EXERCISE BRIEF -
Keep the pictures out of the copy and repeat the records exactly.

MATERIAL -
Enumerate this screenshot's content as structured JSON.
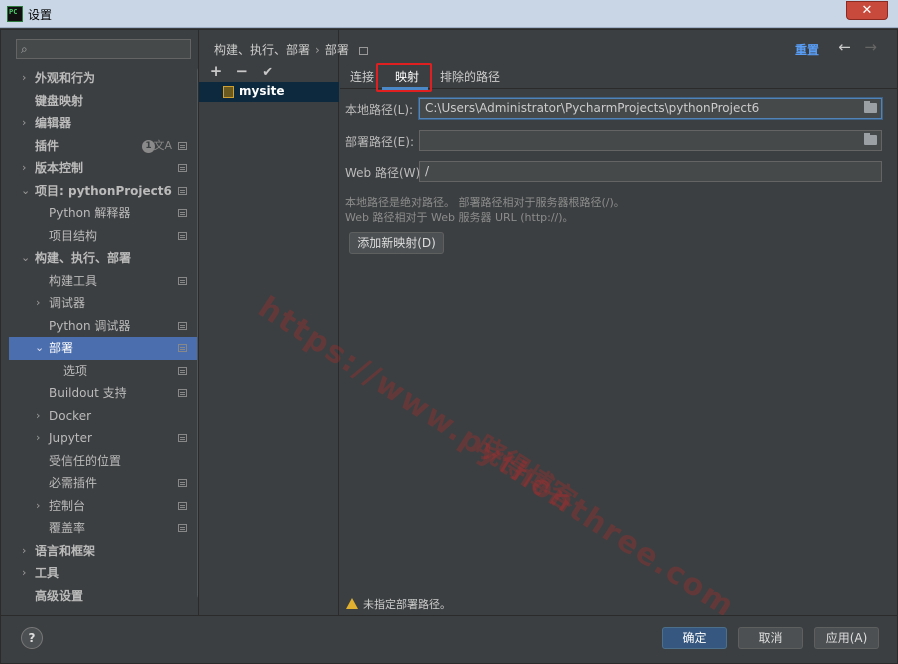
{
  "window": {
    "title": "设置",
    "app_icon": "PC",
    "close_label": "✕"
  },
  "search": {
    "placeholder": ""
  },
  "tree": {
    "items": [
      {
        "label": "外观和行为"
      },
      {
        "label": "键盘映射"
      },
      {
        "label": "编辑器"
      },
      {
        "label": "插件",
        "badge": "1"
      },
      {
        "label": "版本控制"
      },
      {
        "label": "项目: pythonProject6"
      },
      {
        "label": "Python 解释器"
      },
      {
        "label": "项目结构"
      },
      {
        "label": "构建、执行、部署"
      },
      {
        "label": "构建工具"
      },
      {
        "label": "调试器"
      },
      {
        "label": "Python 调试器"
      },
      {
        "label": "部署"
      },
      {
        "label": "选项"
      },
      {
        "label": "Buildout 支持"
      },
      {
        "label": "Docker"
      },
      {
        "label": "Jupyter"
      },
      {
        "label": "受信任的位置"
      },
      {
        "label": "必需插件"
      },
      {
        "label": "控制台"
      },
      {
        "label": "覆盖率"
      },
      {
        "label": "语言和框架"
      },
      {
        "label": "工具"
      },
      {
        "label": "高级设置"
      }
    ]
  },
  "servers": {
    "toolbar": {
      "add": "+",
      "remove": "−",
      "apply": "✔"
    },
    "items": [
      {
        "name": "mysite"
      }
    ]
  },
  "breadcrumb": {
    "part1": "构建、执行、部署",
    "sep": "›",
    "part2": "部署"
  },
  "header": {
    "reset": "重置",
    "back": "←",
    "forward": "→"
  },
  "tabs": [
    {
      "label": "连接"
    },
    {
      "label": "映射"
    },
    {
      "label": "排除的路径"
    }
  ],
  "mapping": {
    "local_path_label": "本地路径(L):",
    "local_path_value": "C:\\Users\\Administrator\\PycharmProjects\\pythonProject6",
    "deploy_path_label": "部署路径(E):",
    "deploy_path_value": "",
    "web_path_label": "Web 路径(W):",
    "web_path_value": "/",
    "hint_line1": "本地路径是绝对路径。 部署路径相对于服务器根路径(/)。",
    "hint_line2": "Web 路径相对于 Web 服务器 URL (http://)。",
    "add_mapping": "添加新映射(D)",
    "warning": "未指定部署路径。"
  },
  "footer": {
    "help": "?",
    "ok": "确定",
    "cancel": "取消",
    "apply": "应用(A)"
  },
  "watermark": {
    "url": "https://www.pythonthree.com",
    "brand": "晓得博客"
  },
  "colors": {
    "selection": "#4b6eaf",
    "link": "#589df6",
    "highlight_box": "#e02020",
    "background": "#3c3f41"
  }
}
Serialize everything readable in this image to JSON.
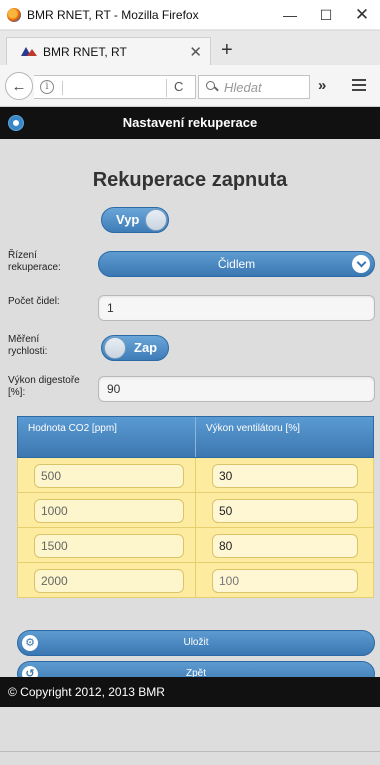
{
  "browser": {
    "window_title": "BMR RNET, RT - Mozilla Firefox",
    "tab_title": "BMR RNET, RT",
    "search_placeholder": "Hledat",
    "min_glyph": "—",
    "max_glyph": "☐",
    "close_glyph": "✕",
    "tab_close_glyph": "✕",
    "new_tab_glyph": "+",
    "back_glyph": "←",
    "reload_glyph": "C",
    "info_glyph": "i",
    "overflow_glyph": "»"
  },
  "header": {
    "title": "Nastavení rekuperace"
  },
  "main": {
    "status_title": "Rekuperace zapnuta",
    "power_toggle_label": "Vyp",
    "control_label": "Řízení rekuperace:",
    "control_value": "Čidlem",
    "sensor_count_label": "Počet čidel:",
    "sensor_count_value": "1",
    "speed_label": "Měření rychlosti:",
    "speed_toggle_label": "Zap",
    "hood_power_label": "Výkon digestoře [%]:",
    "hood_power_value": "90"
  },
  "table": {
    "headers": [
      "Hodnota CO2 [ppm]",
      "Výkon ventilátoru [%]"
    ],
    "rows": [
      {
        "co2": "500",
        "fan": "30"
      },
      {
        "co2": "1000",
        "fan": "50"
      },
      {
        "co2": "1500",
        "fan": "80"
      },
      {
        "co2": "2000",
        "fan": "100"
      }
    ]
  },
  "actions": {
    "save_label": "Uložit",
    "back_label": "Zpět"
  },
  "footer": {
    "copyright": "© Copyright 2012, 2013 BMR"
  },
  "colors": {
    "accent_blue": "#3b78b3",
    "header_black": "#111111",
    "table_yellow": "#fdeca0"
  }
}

CORRECT RESPONSE -
Enumerate this screenshot's content as structured JSON.
{
  "window": {
    "title": "设置",
    "app_icon": "PC",
    "close_label": "✕"
  },
  "search": {
    "placeholder": ""
  },
  "tree": {
    "items": [
      {
        "label": "外观和行为"
      },
      {
        "label": "键盘映射"
      },
      {
        "label": "编辑器"
      },
      {
        "label": "插件",
        "badge": "1"
      },
      {
        "label": "版本控制"
      },
      {
        "label": "项目: pythonProject6"
      },
      {
        "label": "Python 解释器"
      },
      {
        "label": "项目结构"
      },
      {
        "label": "构建、执行、部署"
      },
      {
        "label": "构建工具"
      },
      {
        "label": "调试器"
      },
      {
        "label": "Python 调试器"
      },
      {
        "label": "部署"
      },
      {
        "label": "选项"
      },
      {
        "label": "Buildout 支持"
      },
      {
        "label": "Docker"
      },
      {
        "label": "Jupyter"
      },
      {
        "label": "受信任的位置"
      },
      {
        "label": "必需插件"
      },
      {
        "label": "控制台"
      },
      {
        "label": "覆盖率"
      },
      {
        "label": "语言和框架"
      },
      {
        "label": "工具"
      },
      {
        "label": "高级设置"
      }
    ]
  },
  "servers": {
    "toolbar": {
      "add": "+",
      "remove": "−",
      "apply": "✔"
    },
    "items": [
      {
        "name": "mysite"
      }
    ]
  },
  "breadcrumb": {
    "part1": "构建、执行、部署",
    "sep": "›",
    "part2": "部署"
  },
  "header": {
    "reset": "重置",
    "back": "←",
    "forward": "→"
  },
  "tabs": [
    {
      "label": "连接"
    },
    {
      "label": "映射"
    },
    {
      "label": "排除的路径"
    }
  ],
  "mapping": {
    "local_path_label": "本地路径(L):",
    "local_path_value": "C:\\Users\\Administrator\\PycharmProjects\\pythonProject6",
    "deploy_path_label": "部署路径(E):",
    "deploy_path_value": "",
    "web_path_label": "Web 路径(W):",
    "web_path_value": "/",
    "hint_line1": "本地路径是绝对路径。 部署路径相对于服务器根路径(/)。",
    "hint_line2": "Web 路径相对于 Web 服务器 URL (http://)。",
    "add_mapping": "添加新映射(D)",
    "warning": "未指定部署路径。"
  },
  "footer": {
    "help": "?",
    "ok": "确定",
    "cancel": "取消",
    "apply": "应用(A)"
  },
  "watermark": {
    "url": "https://www.pythonthree.com",
    "brand": "晓得博客"
  },
  "colors": {
    "selection": "#4b6eaf",
    "link": "#589df6",
    "highlight_box": "#e02020",
    "background": "#3c3f41"
  }
}
Serialize everything readable in this image to JSON.
{
  "browser": {
    "window_title": "BMR RNET, RT - Mozilla Firefox",
    "tab_title": "BMR RNET, RT",
    "search_placeholder": "Hledat",
    "min_glyph": "—",
    "max_glyph": "☐",
    "close_glyph": "✕",
    "tab_close_glyph": "✕",
    "new_tab_glyph": "+",
    "back_glyph": "←",
    "reload_glyph": "C",
    "info_glyph": "i",
    "overflow_glyph": "»"
  },
  "header": {
    "title": "Nastavení rekuperace"
  },
  "main": {
    "status_title": "Rekuperace zapnuta",
    "power_toggle_label": "Vyp",
    "control_label": "Řízení rekuperace:",
    "control_value": "Čidlem",
    "sensor_count_label": "Počet čidel:",
    "sensor_count_value": "1",
    "speed_label": "Měření rychlosti:",
    "speed_toggle_label": "Zap",
    "hood_power_label": "Výkon digestoře [%]:",
    "hood_power_value": "90"
  },
  "table": {
    "headers": [
      "Hodnota CO2 [ppm]",
      "Výkon ventilátoru [%]"
    ],
    "rows": [
      {
        "co2": "500",
        "fan": "30"
      },
      {
        "co2": "1000",
        "fan": "50"
      },
      {
        "co2": "1500",
        "fan": "80"
      },
      {
        "co2": "2000",
        "fan": "100"
      }
    ]
  },
  "actions": {
    "save_label": "Uložit",
    "back_label": "Zpět"
  },
  "footer": {
    "copyright": "© Copyright 2012, 2013 BMR"
  },
  "colors": {
    "accent_blue": "#3b78b3",
    "header_black": "#111111",
    "table_yellow": "#fdeca0"
  }
}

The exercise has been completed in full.